* **STATED EXERCISE**: Look for the line with "OCR this image." in the entries below, then extract that line and all lines after it exactly, with pictures left out.

* **MATERIAL SHOWN**:
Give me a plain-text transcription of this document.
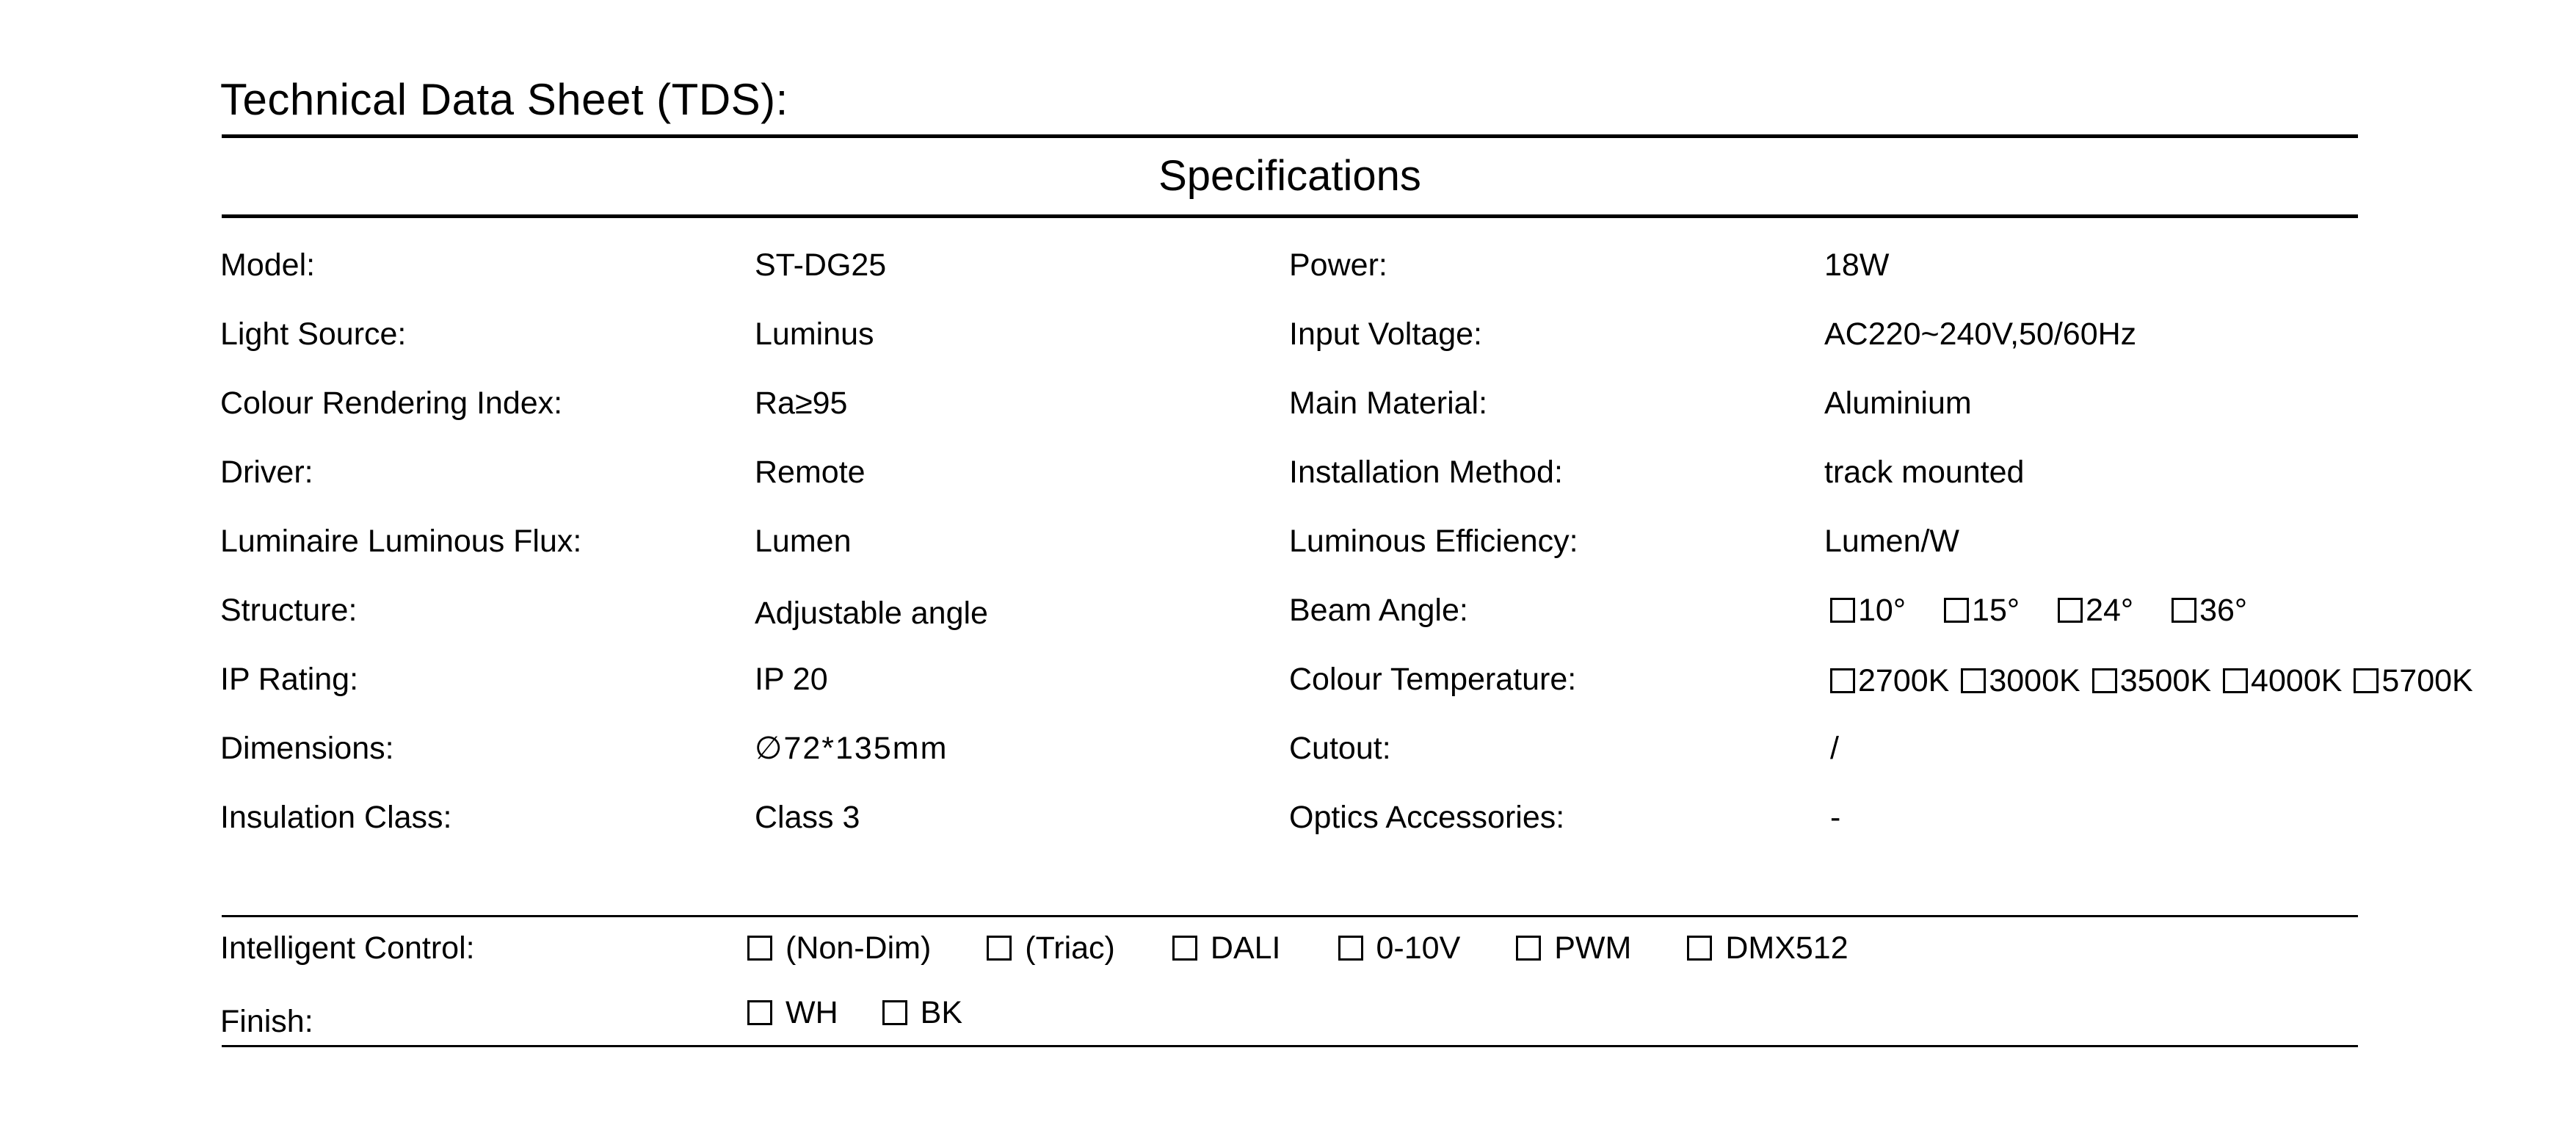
Technical Data Sheet (TDS):
Specifications
Model:	ST-DG25	Power:	18W
Light Source:	Luminus	Input Voltage:	AC220~240V,50/60Hz
Colour Rendering Index:	Ra≥95	Main Material:	Aluminium
Driver:	Remote	Installation Method:	track mounted
Luminaire Luminous Flux:	Lumen	Luminous Efficiency:	Lumen/W
Structure:	Adjustable angle	Beam Angle:	10° 15° 24° 36°
IP Rating:	IP 20	Colour Temperature:	2700K 3000K 3500K 4000K 5700K
Dimensions:	∅72*135mm	Cutout:	/
Insulation Class:	Class 3	Optics Accessories:	-
Intelligent Control:	(Non-Dim)	(Triac)	DALI	0-10V	PWM	DMX512
Finish:	WH	BK
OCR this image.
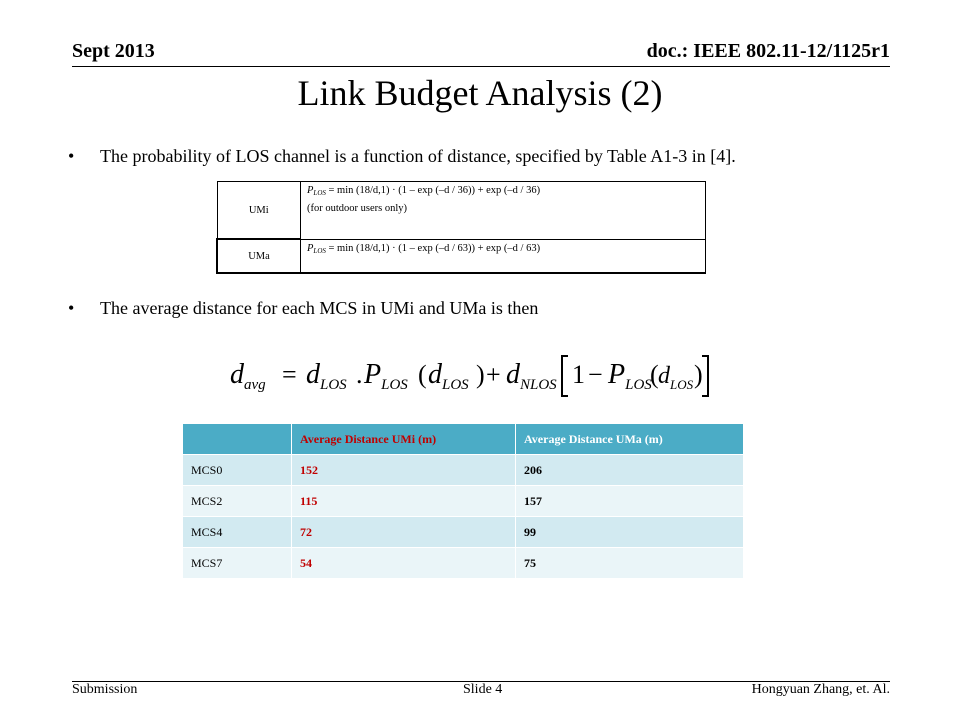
Sept 2013	doc.: IEEE 802.11-12/1125r1
Link Budget Analysis (2)
•	The probability of LOS channel is a function of distance, specified by Table A1-3 in [4].
UMi	$P_{LOS} = \min (18/d,1) \cdot (1 - \exp (-d / 36)) + \exp (-d / 36)$
(for outdoor users only)

UMa	$P_{LOS} = \min (18/d,1) \cdot (1 - \exp (-d / 63)) + \exp (-d / 63)$
•	The average distance for each MCS in UMi and UMa is then
$d_{avg} = d_{LOS}$ . $P_{LOS}$ ( $d_{LOS}$ ) + $d_{NLOS}$ $1 - P_{LOS}$
( $d_{LOS}$ )
	Average Distance UMi (m)	Average Distance UMa (m)
MCS0	152	206
MCS2	115	157
MCS4	72	99
MCS7	54	75
Submission	Slide 4	Hongyuan Zhang, et. Al.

* **RESULT BELOW**:
OCR this image.
Sept 2013	doc.: IEEE 802.11-12/1125r1
Link Budget Analysis (2)
•	The probability of LOS channel is a function of distance, specified by Table A1-3 in [4].
UMi	$P_{LOS} = \min (18/d,1) \cdot (1 - \exp (-d / 36)) + \exp (-d / 36)$
(for outdoor users only)

UMa	$P_{LOS} = \min (18/d,1) \cdot (1 - \exp (-d / 63)) + \exp (-d / 63)$
•	The average distance for each MCS in UMi and UMa is then
$d_{avg} = d_{LOS}$ . $P_{LOS}$ ( $d_{LOS}$ ) + $d_{NLOS}$ $1 - P_{LOS}$
( $d_{LOS}$ )
	Average Distance UMi (m)	Average Distance UMa (m)
MCS0	152	206
MCS2	115	157
MCS4	72	99
MCS7	54	75
Submission	Slide 4	Hongyuan Zhang, et. Al.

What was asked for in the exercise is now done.